__EXERCISE INPUT__.
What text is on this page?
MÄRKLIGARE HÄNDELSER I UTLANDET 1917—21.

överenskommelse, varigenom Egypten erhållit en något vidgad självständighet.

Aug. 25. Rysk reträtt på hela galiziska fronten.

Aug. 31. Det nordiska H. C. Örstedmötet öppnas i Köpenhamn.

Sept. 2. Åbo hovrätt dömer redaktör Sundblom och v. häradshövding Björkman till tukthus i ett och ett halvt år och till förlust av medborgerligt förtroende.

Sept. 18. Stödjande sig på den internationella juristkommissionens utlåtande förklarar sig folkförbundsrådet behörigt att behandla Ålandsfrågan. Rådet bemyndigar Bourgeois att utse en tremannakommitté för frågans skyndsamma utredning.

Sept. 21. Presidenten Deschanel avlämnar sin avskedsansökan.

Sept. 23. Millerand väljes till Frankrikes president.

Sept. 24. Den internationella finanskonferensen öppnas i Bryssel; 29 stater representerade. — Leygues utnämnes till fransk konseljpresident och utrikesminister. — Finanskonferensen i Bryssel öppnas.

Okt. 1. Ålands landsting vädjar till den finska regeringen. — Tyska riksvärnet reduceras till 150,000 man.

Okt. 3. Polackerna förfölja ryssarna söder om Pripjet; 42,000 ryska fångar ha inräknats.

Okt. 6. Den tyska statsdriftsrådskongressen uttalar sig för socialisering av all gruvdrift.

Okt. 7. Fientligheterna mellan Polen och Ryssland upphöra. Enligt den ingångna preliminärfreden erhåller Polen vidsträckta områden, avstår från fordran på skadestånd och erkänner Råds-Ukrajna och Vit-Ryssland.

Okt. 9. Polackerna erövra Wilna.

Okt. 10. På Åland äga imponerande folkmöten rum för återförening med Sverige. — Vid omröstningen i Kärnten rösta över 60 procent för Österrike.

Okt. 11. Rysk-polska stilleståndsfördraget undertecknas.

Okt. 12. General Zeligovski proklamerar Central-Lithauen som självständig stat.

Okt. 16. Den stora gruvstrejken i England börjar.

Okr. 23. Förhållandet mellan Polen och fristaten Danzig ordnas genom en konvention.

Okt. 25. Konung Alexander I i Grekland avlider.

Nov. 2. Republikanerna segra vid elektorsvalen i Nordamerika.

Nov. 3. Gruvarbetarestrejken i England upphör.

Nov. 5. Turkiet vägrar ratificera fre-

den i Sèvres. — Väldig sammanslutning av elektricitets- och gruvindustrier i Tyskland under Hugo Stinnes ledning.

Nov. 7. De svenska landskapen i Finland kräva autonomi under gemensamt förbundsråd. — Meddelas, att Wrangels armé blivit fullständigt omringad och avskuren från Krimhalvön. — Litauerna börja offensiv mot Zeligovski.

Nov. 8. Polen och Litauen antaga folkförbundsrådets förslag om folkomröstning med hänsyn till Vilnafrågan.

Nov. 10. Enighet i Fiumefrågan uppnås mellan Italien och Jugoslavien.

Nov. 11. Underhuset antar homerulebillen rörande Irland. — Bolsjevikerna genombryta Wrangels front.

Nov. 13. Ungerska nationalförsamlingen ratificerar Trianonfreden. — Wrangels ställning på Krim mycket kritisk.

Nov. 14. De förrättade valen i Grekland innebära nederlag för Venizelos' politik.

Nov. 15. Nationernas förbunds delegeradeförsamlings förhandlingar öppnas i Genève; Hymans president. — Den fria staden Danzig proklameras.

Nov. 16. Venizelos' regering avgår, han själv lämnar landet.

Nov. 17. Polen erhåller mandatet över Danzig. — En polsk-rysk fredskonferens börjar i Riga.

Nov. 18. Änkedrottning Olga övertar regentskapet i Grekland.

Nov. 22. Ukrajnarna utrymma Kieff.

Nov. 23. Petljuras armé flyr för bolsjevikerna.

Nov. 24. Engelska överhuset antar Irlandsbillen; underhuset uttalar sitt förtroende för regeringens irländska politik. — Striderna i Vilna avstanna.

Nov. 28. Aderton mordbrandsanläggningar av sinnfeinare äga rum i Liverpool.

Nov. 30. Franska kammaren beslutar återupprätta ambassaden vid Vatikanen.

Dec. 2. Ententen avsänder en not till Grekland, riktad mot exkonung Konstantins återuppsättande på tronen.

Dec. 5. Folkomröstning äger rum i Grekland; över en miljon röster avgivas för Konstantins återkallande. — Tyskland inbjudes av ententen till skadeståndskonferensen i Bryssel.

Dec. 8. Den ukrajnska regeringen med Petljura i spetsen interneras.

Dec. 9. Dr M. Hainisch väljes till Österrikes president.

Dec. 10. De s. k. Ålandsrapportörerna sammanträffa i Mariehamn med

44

__WHAT YOU WILL DO__. Each line of the material above that holds "Tyskland" counts once; give the total and nothing else.

__ANSWER BOX__. 2